● Problem statement
Omit every picture and output the rest of the records exactly as they are.

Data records
§ §

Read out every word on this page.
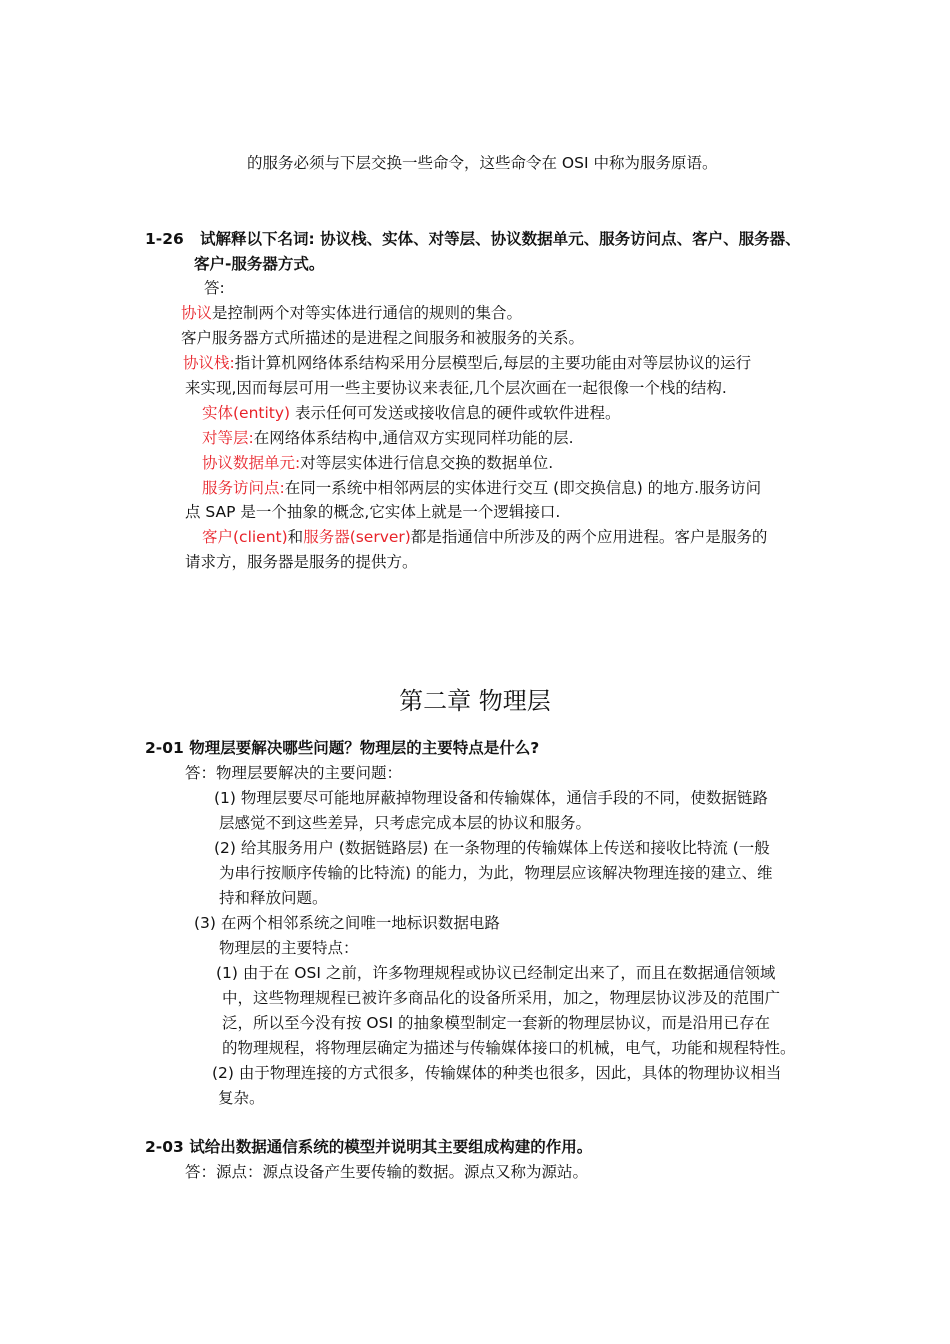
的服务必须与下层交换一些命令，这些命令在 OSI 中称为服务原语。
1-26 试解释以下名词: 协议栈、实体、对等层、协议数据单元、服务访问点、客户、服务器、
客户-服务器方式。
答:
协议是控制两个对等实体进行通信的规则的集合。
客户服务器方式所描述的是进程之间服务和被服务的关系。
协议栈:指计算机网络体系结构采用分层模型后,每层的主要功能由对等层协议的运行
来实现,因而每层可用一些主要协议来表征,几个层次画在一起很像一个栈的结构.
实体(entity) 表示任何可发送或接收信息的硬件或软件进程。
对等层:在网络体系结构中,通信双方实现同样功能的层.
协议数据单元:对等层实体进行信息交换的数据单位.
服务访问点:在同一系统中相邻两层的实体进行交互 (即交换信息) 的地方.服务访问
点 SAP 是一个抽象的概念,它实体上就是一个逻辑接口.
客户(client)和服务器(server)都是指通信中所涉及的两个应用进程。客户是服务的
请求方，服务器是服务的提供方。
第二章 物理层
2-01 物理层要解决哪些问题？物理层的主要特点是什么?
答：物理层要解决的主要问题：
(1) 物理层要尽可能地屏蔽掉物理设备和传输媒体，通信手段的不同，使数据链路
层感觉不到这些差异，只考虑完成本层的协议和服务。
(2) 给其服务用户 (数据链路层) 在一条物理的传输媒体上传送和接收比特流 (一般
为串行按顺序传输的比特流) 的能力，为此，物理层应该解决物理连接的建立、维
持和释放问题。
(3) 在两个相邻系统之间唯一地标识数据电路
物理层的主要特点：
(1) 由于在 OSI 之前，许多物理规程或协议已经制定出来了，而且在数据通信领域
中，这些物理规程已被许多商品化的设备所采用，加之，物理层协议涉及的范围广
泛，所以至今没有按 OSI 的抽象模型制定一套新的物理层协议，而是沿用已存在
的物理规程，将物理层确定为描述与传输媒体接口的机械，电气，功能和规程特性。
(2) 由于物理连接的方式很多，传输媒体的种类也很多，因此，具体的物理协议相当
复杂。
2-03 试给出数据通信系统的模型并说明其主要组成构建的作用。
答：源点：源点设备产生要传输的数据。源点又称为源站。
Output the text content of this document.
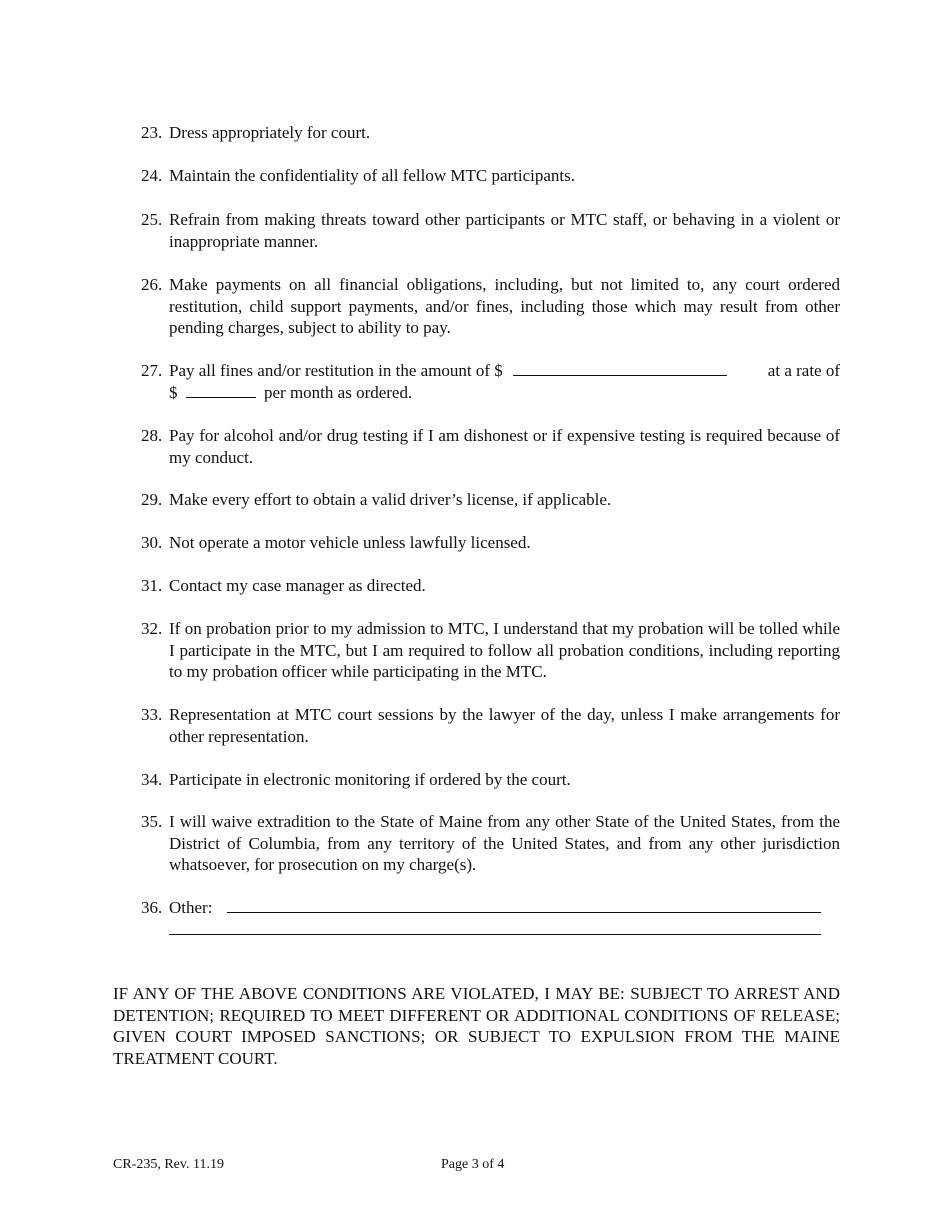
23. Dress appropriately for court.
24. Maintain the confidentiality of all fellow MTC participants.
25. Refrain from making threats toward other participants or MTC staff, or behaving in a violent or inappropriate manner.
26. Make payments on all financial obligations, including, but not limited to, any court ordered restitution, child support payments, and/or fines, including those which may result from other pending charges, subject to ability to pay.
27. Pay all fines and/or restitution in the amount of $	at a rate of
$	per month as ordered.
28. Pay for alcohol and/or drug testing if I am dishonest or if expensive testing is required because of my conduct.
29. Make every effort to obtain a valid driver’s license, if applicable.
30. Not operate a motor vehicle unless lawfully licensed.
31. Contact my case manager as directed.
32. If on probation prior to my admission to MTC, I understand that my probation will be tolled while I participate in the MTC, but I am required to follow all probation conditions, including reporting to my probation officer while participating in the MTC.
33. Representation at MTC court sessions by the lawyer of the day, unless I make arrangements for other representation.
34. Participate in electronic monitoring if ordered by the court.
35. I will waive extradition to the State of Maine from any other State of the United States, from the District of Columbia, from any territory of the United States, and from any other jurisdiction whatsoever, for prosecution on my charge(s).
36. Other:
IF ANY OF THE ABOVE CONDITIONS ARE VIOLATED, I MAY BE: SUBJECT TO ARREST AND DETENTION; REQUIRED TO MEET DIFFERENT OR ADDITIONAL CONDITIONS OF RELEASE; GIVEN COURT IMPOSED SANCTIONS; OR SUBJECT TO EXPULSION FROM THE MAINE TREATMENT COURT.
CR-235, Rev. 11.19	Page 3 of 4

§ §

● Exercise output
Read out every word on this page.
的服务必须与下层交换一些命令，这些命令在 OSI 中称为服务原语。
1-26 试解释以下名词: 协议栈、实体、对等层、协议数据单元、服务访问点、客户、服务器、
客户-服务器方式。
答:
协议是控制两个对等实体进行通信的规则的集合。
客户服务器方式所描述的是进程之间服务和被服务的关系。
协议栈:指计算机网络体系结构采用分层模型后,每层的主要功能由对等层协议的运行
来实现,因而每层可用一些主要协议来表征,几个层次画在一起很像一个栈的结构.
实体(entity) 表示任何可发送或接收信息的硬件或软件进程。
对等层:在网络体系结构中,通信双方实现同样功能的层.
协议数据单元:对等层实体进行信息交换的数据单位.
服务访问点:在同一系统中相邻两层的实体进行交互 (即交换信息) 的地方.服务访问
点 SAP 是一个抽象的概念,它实体上就是一个逻辑接口.
客户(client)和服务器(server)都是指通信中所涉及的两个应用进程。客户是服务的
请求方，服务器是服务的提供方。
第二章 物理层
2-01 物理层要解决哪些问题？物理层的主要特点是什么?
答：物理层要解决的主要问题：
(1) 物理层要尽可能地屏蔽掉物理设备和传输媒体，通信手段的不同，使数据链路
层感觉不到这些差异，只考虑完成本层的协议和服务。
(2) 给其服务用户 (数据链路层) 在一条物理的传输媒体上传送和接收比特流 (一般
为串行按顺序传输的比特流) 的能力，为此，物理层应该解决物理连接的建立、维
持和释放问题。
(3) 在两个相邻系统之间唯一地标识数据电路
物理层的主要特点：
(1) 由于在 OSI 之前，许多物理规程或协议已经制定出来了，而且在数据通信领域
中，这些物理规程已被许多商品化的设备所采用，加之，物理层协议涉及的范围广
泛，所以至今没有按 OSI 的抽象模型制定一套新的物理层协议，而是沿用已存在
的物理规程，将物理层确定为描述与传输媒体接口的机械，电气，功能和规程特性。
(2) 由于物理连接的方式很多，传输媒体的种类也很多，因此，具体的物理协议相当
复杂。
2-03 试给出数据通信系统的模型并说明其主要组成构建的作用。
答：源点：源点设备产生要传输的数据。源点又称为源站。
Output the text content of this document.
23. Dress appropriately for court.
24. Maintain the confidentiality of all fellow MTC participants.
25. Refrain from making threats toward other participants or MTC staff, or behaving in a violent or inappropriate manner.
26. Make payments on all financial obligations, including, but not limited to, any court ordered restitution, child support payments, and/or fines, including those which may result from other pending charges, subject to ability to pay.
27. Pay all fines and/or restitution in the amount of $	at a rate of
$	per month as ordered.
28. Pay for alcohol and/or drug testing if I am dishonest or if expensive testing is required because of my conduct.
29. Make every effort to obtain a valid driver’s license, if applicable.
30. Not operate a motor vehicle unless lawfully licensed.
31. Contact my case manager as directed.
32. If on probation prior to my admission to MTC, I understand that my probation will be tolled while I participate in the MTC, but I am required to follow all probation conditions, including reporting to my probation officer while participating in the MTC.
33. Representation at MTC court sessions by the lawyer of the day, unless I make arrangements for other representation.
34. Participate in electronic monitoring if ordered by the court.
35. I will waive extradition to the State of Maine from any other State of the United States, from the District of Columbia, from any territory of the United States, and from any other jurisdiction whatsoever, for prosecution on my charge(s).
36. Other:
IF ANY OF THE ABOVE CONDITIONS ARE VIOLATED, I MAY BE: SUBJECT TO ARREST AND DETENTION; REQUIRED TO MEET DIFFERENT OR ADDITIONAL CONDITIONS OF RELEASE; GIVEN COURT IMPOSED SANCTIONS; OR SUBJECT TO EXPULSION FROM THE MAINE TREATMENT COURT.
CR-235, Rev. 11.19	Page 3 of 4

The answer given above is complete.